> REQUEST: Examine the records and identify each line that includes the string "merestui". Copy those lines.

> Dataset items:
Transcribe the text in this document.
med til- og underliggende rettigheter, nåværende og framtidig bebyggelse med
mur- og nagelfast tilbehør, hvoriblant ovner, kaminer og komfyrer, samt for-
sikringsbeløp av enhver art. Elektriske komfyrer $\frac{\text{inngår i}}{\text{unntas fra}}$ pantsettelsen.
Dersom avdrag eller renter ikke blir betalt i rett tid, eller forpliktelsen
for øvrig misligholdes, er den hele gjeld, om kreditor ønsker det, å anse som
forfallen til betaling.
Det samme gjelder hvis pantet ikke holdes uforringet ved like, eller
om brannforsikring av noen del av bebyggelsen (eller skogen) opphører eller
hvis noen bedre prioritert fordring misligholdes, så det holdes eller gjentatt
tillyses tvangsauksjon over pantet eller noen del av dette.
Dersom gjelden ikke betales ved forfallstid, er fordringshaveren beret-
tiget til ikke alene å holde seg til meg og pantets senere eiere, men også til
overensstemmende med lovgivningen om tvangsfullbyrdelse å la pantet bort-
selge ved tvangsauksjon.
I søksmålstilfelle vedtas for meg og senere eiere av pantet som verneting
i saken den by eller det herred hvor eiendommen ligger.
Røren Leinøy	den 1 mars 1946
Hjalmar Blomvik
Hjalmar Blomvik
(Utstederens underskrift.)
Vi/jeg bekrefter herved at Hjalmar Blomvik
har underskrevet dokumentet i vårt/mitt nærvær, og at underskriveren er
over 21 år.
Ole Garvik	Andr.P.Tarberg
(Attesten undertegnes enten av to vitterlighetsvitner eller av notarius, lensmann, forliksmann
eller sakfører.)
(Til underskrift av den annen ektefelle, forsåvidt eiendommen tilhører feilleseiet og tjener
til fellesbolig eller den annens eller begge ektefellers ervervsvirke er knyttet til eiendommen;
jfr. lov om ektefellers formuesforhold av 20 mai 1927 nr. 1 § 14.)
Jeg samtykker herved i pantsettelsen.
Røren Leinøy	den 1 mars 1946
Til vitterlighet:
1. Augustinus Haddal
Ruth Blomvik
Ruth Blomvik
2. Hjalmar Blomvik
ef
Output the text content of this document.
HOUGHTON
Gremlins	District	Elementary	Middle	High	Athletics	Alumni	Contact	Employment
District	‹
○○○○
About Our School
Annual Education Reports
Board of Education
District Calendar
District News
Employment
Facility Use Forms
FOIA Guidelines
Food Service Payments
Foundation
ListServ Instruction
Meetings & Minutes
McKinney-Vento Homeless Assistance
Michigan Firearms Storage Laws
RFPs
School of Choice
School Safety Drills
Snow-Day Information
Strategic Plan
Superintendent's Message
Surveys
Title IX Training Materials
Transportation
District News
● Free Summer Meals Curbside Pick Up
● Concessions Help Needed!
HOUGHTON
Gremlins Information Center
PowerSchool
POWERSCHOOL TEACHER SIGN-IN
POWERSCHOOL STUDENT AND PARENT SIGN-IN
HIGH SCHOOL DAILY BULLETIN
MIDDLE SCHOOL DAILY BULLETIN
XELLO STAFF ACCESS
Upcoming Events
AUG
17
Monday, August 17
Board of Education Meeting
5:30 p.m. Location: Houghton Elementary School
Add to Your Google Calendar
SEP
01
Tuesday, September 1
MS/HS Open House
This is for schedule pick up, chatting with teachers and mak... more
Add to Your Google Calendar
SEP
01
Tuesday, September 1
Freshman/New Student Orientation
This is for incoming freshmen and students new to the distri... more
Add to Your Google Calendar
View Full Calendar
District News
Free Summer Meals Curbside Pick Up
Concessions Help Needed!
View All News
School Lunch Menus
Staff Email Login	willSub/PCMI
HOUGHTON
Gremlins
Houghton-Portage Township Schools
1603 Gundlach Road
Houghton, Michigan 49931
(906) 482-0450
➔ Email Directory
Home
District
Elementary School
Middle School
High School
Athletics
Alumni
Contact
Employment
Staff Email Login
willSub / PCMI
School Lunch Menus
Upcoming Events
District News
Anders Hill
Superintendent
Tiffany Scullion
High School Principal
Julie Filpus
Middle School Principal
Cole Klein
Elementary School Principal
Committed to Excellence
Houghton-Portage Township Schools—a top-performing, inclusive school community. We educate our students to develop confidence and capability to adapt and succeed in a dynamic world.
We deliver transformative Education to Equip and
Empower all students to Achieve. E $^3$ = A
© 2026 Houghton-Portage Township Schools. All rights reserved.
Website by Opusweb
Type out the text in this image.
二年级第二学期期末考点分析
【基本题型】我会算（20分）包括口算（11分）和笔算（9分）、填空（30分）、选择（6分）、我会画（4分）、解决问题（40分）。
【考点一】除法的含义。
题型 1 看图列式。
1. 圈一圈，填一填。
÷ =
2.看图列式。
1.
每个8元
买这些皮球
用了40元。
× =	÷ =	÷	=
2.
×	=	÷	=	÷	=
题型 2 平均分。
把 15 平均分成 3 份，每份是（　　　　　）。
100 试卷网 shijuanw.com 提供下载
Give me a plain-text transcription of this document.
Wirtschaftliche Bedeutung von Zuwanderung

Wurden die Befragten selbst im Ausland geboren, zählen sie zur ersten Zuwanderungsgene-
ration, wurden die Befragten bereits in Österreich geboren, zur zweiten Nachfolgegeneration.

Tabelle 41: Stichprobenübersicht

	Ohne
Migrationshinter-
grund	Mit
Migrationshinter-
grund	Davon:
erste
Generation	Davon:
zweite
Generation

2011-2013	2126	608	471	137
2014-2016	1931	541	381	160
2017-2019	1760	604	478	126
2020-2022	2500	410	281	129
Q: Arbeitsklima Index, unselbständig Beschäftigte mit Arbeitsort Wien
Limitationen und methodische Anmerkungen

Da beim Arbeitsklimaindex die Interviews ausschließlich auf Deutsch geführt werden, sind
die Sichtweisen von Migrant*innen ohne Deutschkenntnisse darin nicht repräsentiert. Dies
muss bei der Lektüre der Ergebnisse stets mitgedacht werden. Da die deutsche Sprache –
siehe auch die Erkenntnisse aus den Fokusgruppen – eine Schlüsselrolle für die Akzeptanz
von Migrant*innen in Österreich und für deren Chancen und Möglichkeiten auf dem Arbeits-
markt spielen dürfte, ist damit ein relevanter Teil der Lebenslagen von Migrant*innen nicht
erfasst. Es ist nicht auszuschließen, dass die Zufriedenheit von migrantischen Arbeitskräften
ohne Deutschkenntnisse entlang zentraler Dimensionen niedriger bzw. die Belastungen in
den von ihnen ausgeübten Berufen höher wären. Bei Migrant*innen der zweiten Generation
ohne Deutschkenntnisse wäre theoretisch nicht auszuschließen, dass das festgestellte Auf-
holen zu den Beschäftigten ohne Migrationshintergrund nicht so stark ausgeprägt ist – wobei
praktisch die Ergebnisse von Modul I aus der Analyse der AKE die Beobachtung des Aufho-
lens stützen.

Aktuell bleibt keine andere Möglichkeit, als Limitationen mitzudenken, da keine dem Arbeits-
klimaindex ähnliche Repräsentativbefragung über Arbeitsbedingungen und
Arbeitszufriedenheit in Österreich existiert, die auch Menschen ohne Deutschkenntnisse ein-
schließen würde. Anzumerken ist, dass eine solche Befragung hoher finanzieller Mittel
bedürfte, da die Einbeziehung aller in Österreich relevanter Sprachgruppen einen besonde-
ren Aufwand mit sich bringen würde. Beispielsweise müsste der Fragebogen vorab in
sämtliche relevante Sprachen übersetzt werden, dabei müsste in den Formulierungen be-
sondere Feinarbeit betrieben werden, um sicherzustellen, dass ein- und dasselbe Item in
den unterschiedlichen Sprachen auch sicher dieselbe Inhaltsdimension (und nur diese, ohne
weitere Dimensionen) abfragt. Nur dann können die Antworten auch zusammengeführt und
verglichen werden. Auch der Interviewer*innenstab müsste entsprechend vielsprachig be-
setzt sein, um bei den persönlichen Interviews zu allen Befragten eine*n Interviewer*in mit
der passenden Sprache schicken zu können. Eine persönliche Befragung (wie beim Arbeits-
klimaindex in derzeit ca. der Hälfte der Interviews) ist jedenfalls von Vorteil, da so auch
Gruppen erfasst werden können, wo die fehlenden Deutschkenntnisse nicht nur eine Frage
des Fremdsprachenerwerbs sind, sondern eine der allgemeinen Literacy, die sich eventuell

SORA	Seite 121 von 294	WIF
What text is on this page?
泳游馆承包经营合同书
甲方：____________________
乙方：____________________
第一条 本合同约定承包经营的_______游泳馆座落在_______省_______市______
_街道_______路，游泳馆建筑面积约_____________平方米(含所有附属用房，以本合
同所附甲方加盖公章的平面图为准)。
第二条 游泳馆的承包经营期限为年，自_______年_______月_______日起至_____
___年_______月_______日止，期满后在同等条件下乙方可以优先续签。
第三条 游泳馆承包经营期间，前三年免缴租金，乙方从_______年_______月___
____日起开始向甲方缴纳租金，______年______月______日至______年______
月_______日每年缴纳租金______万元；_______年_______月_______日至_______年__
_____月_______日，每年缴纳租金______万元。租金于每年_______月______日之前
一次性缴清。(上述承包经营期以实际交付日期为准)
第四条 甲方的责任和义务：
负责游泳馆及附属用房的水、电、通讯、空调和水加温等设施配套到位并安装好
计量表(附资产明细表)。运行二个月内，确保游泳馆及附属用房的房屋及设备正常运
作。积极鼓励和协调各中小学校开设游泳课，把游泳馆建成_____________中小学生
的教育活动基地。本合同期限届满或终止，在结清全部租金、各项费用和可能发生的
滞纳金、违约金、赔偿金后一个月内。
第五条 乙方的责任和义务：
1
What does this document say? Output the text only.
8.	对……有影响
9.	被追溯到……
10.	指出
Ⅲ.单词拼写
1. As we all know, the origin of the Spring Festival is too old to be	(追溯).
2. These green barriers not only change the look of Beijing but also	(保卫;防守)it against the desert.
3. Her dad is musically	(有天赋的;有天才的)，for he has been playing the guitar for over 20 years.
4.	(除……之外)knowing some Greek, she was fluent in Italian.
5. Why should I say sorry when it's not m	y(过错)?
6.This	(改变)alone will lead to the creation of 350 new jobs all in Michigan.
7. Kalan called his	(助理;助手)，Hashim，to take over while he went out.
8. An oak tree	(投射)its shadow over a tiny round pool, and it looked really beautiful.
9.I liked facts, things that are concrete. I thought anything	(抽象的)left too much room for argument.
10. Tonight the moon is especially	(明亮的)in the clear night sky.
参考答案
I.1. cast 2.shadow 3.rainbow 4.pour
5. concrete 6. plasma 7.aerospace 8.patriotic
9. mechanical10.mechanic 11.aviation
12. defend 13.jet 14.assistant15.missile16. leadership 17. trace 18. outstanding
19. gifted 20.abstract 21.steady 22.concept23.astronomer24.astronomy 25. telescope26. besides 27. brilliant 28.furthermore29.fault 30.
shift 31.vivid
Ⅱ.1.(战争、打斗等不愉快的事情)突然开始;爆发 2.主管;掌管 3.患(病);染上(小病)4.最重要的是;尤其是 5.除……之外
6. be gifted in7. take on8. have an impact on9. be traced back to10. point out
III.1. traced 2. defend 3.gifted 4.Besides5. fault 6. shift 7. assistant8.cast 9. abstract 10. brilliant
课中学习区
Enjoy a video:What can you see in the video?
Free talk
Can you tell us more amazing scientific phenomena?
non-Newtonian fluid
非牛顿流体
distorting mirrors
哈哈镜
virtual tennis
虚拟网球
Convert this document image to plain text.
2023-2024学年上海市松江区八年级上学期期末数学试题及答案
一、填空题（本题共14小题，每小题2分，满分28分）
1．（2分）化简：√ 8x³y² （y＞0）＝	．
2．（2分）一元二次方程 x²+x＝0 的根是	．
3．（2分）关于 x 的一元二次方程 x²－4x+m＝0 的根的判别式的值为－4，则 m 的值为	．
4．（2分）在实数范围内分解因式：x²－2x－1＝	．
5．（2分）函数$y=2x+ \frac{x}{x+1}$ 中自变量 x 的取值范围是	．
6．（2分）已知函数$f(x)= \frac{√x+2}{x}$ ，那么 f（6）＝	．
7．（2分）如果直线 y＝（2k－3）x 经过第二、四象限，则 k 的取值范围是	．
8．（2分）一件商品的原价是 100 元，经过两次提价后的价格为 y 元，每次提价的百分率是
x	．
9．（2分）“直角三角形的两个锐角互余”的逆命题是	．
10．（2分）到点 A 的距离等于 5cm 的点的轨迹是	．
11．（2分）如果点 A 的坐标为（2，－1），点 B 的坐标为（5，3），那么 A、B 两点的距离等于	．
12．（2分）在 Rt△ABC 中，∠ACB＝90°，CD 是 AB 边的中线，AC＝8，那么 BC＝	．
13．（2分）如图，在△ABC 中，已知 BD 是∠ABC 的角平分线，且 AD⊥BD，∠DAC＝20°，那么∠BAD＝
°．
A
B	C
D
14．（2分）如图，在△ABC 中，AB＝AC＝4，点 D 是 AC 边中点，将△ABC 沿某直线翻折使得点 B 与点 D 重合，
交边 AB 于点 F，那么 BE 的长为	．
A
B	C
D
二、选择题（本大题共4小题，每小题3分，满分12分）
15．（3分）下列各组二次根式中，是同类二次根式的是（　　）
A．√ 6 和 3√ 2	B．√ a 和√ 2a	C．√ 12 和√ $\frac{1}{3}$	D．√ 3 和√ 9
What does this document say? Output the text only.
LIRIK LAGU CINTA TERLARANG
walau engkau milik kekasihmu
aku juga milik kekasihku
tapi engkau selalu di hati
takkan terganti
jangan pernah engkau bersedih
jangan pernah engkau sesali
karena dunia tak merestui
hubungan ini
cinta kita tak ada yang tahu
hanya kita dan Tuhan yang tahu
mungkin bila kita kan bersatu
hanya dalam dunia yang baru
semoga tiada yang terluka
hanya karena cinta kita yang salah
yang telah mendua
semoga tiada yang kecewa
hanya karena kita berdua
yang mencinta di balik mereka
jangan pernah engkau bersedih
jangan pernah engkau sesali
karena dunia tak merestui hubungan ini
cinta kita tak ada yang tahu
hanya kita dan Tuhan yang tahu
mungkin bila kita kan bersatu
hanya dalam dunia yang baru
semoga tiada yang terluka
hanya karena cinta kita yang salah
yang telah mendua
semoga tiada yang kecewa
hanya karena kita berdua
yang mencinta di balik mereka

> EXPECTED ANSWER:
karena dunia tak merestui
karena dunia tak merestui hubungan ini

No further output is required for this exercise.